(Supplied passage Opens)

Despite previous reports regarding the clinical response of ICB therapy in SMARCA4-mutated cancers, few studies have investigated the immune TME derived from SWI/SNF chromatin remodeling complex gene-mutated tumors (38,39). Ganzer et al. characterized nine cases of thoracic SMARCA4-deficient undifferentiated tumors and found that all specimens had an immune-desert TME phenotype; four patients were given ICB therapy, but only one responded (38).
In the current study, T-cell (CD3, CD8 and PD-1) and mature B-cell marker (CD19, CD20, and CD38) genes were up-regulated inside the tumor in SMARCA4-mutant solid tumors with low SMARCA4 expression (below median). To the best of our knowledge, this is the first report of SMARCA4-mutant tumors. With regard to the association of TMB with TIL accumulation, considering that TMB levels were higher in the SMARCA4 expression-high group of SMARCA4-mutated stomach cancers, TMB is unlikely to be involved in TIL accumulation.
Our hypothesis scheme shown in Figure 6 suggests that immune-activating events inducing T- and B-cell attraction derived from MYC, AURKB and IL20RA gene down-regulation (40,41) involved in SMARCA4-inactivating mutation might be triggered. These results may suggest that the immune TME signature, such as TIL recruitment and immune activation, could contribute to classification of SWI/SNF chromatin remodeling complex gene-mutated tumors as immune checkpoint blockade therapy-sensitive target tumors.
Conclusion
The tertiary lymphoid structure (TLS)-associated gene signature has been proposed in the present study; 23 genes, such as mature B cell marker genes (CD19, CD20, CD27, CD38, CD40, TNFRSF17, IRF4), follicular DC marker genes (CD21, CCR7) and chemokine genes (CCL19, CCL21, CXCL13), were up-regulated in SMARCA4-mutated stomach cancers. Previous research has demonstrated that TLS signature genes are closely involved in budding of lymphoid tissue, development, and maturation of lymphoid follicles with germinal center inside the tumor (42,43).

(Supplied passage Closes)

● **Tasks**
a. In the passage on SMARCA4-mutated tumors, how many of the patients given ICB therapy in the Ganzer et al. cases responded?
b. Extend the passage on SMARCA4-mutated tumors, picking up right after its last sentence.
The stored records are not needed for this work.

(Dataset content Opens)

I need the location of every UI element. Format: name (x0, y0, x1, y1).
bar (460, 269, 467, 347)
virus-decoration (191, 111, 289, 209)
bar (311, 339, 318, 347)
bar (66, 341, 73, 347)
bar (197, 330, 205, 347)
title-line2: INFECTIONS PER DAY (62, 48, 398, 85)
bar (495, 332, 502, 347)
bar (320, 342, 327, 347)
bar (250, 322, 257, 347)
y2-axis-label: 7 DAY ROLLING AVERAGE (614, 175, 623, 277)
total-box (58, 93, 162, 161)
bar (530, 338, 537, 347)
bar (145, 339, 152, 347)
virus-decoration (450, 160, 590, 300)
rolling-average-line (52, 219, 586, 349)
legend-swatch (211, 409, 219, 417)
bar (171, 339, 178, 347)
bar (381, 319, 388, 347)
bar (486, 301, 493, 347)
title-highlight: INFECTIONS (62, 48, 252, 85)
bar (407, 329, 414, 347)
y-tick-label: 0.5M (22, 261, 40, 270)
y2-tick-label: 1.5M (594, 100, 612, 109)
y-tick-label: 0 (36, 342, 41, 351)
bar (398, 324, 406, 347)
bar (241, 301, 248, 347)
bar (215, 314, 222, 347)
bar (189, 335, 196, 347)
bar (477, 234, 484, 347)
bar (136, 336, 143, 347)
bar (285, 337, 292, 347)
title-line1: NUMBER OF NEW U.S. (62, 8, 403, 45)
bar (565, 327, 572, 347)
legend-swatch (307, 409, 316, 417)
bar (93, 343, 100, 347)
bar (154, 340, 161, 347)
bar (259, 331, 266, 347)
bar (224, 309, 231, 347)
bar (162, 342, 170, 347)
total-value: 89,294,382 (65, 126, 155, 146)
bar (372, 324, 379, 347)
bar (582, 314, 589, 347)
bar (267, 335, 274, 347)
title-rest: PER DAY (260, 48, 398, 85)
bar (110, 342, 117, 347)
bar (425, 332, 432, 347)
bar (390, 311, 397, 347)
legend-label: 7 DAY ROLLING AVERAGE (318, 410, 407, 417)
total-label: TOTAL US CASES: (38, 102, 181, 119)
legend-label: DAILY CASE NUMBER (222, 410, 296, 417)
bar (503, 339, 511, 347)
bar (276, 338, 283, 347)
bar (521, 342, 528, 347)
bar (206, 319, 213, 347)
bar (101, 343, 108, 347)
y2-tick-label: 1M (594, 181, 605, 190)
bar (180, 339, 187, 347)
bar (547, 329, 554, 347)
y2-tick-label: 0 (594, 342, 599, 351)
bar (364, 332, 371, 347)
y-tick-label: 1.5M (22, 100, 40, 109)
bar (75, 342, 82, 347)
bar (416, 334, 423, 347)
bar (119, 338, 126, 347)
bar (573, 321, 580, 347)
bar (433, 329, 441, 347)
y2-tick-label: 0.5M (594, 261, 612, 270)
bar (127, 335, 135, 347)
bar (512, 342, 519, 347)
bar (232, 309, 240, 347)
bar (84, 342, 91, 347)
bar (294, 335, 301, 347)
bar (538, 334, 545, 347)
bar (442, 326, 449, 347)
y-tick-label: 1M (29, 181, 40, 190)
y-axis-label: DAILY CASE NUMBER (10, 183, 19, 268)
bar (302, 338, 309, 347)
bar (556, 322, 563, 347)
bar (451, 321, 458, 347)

(Dataset content Closes)

● **Outputs for the tasks**
a. Only one of the four patients responded.

b.
At the moment specific reasons or mechanisms that induced TLS development and mature B cell accumulation in SMARCA4-mutated stomach cancers have not been elucidated. In the future, TLS gene signature could become a possible biomarker for immune checkpoint-based immunotherapy promoting functional antibody production against cancers. Thus, TLS might be a novel source for cancer neoantigen-specific antibodies and a promising target for single-cell RNAseq-based analysis.
Conflicts of Interest
The Authors declare that they have no conflicts of interest.
Authors’ Contributions
CH and YA participated in the design of the study and drafting of the manuscript and were responsible for supervising the study. TN, KO, YS, and KU performed the genetic analysis using NGS and gene microarray. AI, HM, CM, and TA mainly performed the immunological in vitro experiments. TI performed the statistical analysis. KM and TS contributed to the preparation and staining of pathological specimens. AS, YO, EB, KF, Teiichi Sugiura, TM, SN, YH, Koichi Mitsuya, SY, YT, HK, and MN were involved in collecting the clinical samples and clinical data. Hirotsugu Kenmotsu and KY reviewed the manuscript. All the authors have read and approved the final draft.
Acknowledgements
We thank the staff of the Shizuoka Cancer Center Hospital for assistance in sample preparation and the members of the Shizuoka Cancer Center Research Institute for discussions. This research did not receive any specific grant from funding agencies in the public, commercial, or not-for-profit sectors.